= Written problem =
Return the material word for word. Do not include pictures.

** Start Entries provided **

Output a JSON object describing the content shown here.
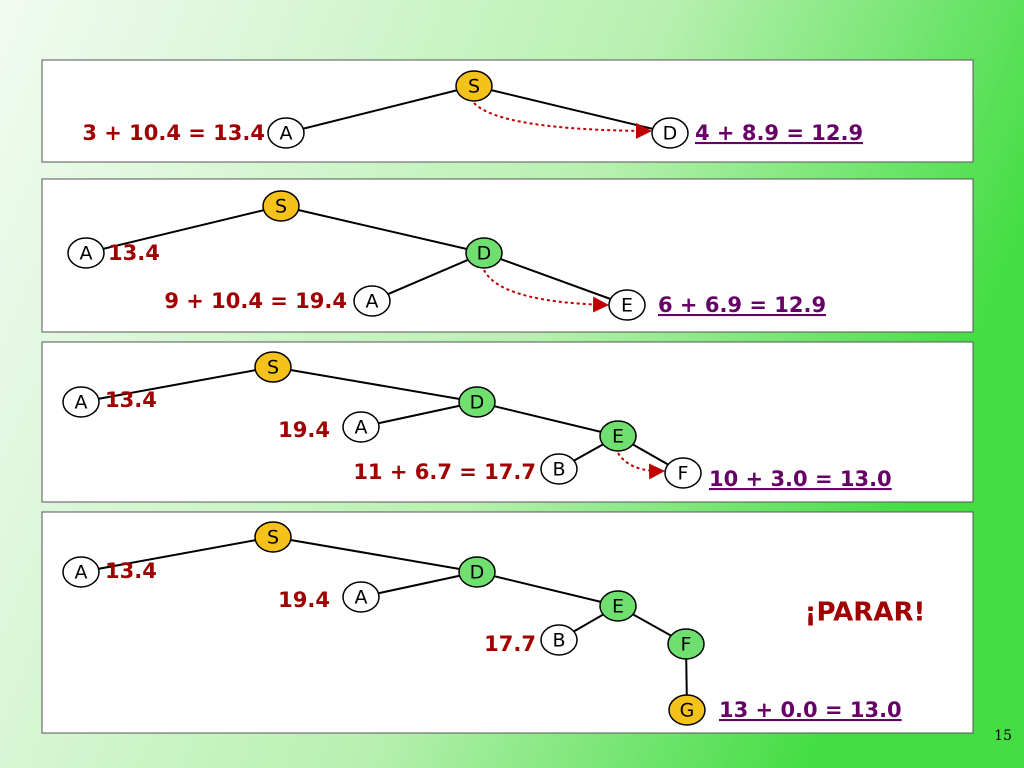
{
  "panels": [
    {
      "nodes": [
        "S",
        "A",
        "D"
      ],
      "labels": [
        "3 + 10.4 = 13.4",
        "4 + 8.9 = 12.9"
      ]
    },
    {
      "nodes": [
        "S",
        "A",
        "D",
        "A",
        "E"
      ],
      "labels": [
        "13.4",
        "9 + 10.4 = 19.4",
        "6 + 6.9 = 12.9"
      ]
    },
    {
      "nodes": [
        "S",
        "A",
        "D",
        "A",
        "E",
        "B",
        "F"
      ],
      "labels": [
        "13.4",
        "19.4",
        "11 + 6.7 = 17.7",
        "10 + 3.0 = 13.0"
      ]
    },
    {
      "nodes": [
        "S",
        "A",
        "D",
        "A",
        "E",
        "B",
        "F",
        "G"
      ],
      "labels": [
        "13.4",
        "19.4",
        "17.7",
        "13 + 0.0 = 13.0"
      ],
      "note": "¡PARAR!"
    }
  ],
  "page_number": "15"
}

** End Entries provided **

= Completed task =
Output a JSON object describing the content shown here.
{
  "panels": [
    {
      "nodes": [
        "S",
        "A",
        "D"
      ],
      "labels": [
        "3 + 10.4 = 13.4",
        "4 + 8.9 = 12.9"
      ]
    },
    {
      "nodes": [
        "S",
        "A",
        "D",
        "A",
        "E"
      ],
      "labels": [
        "13.4",
        "9 + 10.4 = 19.4",
        "6 + 6.9 = 12.9"
      ]
    },
    {
      "nodes": [
        "S",
        "A",
        "D",
        "A",
        "E",
        "B",
        "F"
      ],
      "labels": [
        "13.4",
        "19.4",
        "11 + 6.7 = 17.7",
        "10 + 3.0 = 13.0"
      ]
    },
    {
      "nodes": [
        "S",
        "A",
        "D",
        "A",
        "E",
        "B",
        "F",
        "G"
      ],
      "labels": [
        "13.4",
        "19.4",
        "17.7",
        "13 + 0.0 = 13.0"
      ],
      "note": "¡PARAR!"
    }
  ],
  "page_number": "15"
}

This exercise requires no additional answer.